Task - Copy the records below exactly, leaving out any pictures.
--------------------------------------------------
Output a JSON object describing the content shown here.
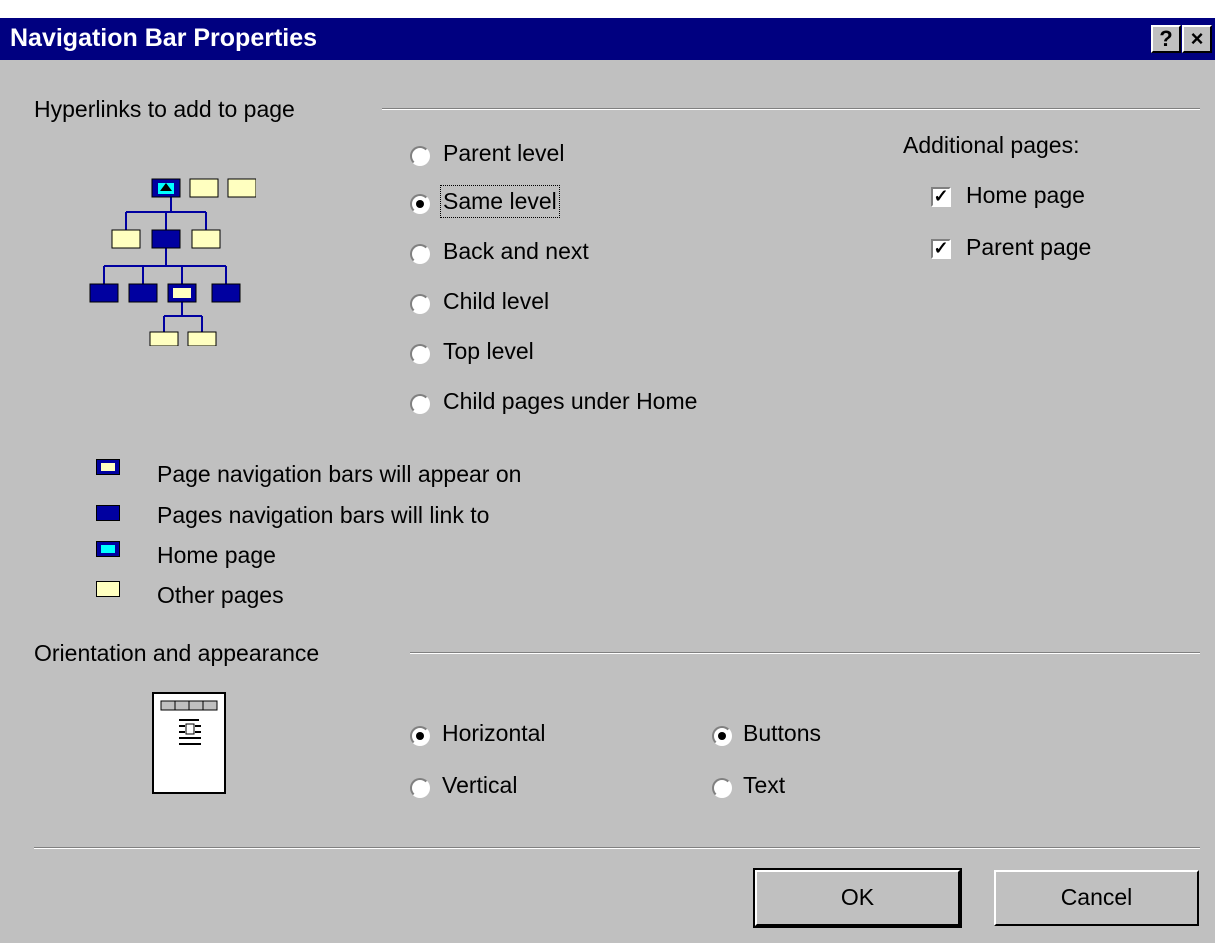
{
  "window": {
    "title": "Navigation Bar Properties",
    "help_button": "?",
    "close_button": "×"
  },
  "hyperlinks": {
    "group_label": "Hyperlinks to add to page",
    "options": [
      {
        "label": "Parent level",
        "selected": false
      },
      {
        "label": "Same level",
        "selected": true
      },
      {
        "label": "Back and next",
        "selected": false
      },
      {
        "label": "Child level",
        "selected": false
      },
      {
        "label": "Top level",
        "selected": false
      },
      {
        "label": "Child pages under Home",
        "selected": false
      }
    ]
  },
  "additional": {
    "label": "Additional pages:",
    "home_page": {
      "label": "Home page",
      "checked": true
    },
    "parent_page": {
      "label": "Parent page",
      "checked": true
    }
  },
  "legend": [
    {
      "label": "Page navigation bars will appear on",
      "icon": "current-page-icon"
    },
    {
      "label": "Pages navigation bars will link to",
      "icon": "linked-page-icon"
    },
    {
      "label": "Home page",
      "icon": "home-page-icon"
    },
    {
      "label": "Other pages",
      "icon": "other-page-icon"
    }
  ],
  "orientation": {
    "group_label": "Orientation and appearance",
    "horizontal": {
      "label": "Horizontal",
      "selected": true
    },
    "vertical": {
      "label": "Vertical",
      "selected": false
    },
    "buttons": {
      "label": "Buttons",
      "selected": true
    },
    "text": {
      "label": "Text",
      "selected": false
    }
  },
  "actions": {
    "ok": "OK",
    "cancel": "Cancel"
  },
  "colors": {
    "titlebar": "#000080",
    "face": "#c0c0c0",
    "linked_page": "#0000a0",
    "other_page": "#ffffc0",
    "home_icon": "#00ffff"
  }
}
--------------------------------------------------
The result -
Output a JSON object describing the content shown here.
{
  "window": {
    "title": "Navigation Bar Properties",
    "help_button": "?",
    "close_button": "×"
  },
  "hyperlinks": {
    "group_label": "Hyperlinks to add to page",
    "options": [
      {
        "label": "Parent level",
        "selected": false
      },
      {
        "label": "Same level",
        "selected": true
      },
      {
        "label": "Back and next",
        "selected": false
      },
      {
        "label": "Child level",
        "selected": false
      },
      {
        "label": "Top level",
        "selected": false
      },
      {
        "label": "Child pages under Home",
        "selected": false
      }
    ]
  },
  "additional": {
    "label": "Additional pages:",
    "home_page": {
      "label": "Home page",
      "checked": true
    },
    "parent_page": {
      "label": "Parent page",
      "checked": true
    }
  },
  "legend": [
    {
      "label": "Page navigation bars will appear on",
      "icon": "current-page-icon"
    },
    {
      "label": "Pages navigation bars will link to",
      "icon": "linked-page-icon"
    },
    {
      "label": "Home page",
      "icon": "home-page-icon"
    },
    {
      "label": "Other pages",
      "icon": "other-page-icon"
    }
  ],
  "orientation": {
    "group_label": "Orientation and appearance",
    "horizontal": {
      "label": "Horizontal",
      "selected": true
    },
    "vertical": {
      "label": "Vertical",
      "selected": false
    },
    "buttons": {
      "label": "Buttons",
      "selected": true
    },
    "text": {
      "label": "Text",
      "selected": false
    }
  },
  "actions": {
    "ok": "OK",
    "cancel": "Cancel"
  },
  "colors": {
    "titlebar": "#000080",
    "face": "#c0c0c0",
    "linked_page": "#0000a0",
    "other_page": "#ffffc0",
    "home_icon": "#00ffff"
  }
}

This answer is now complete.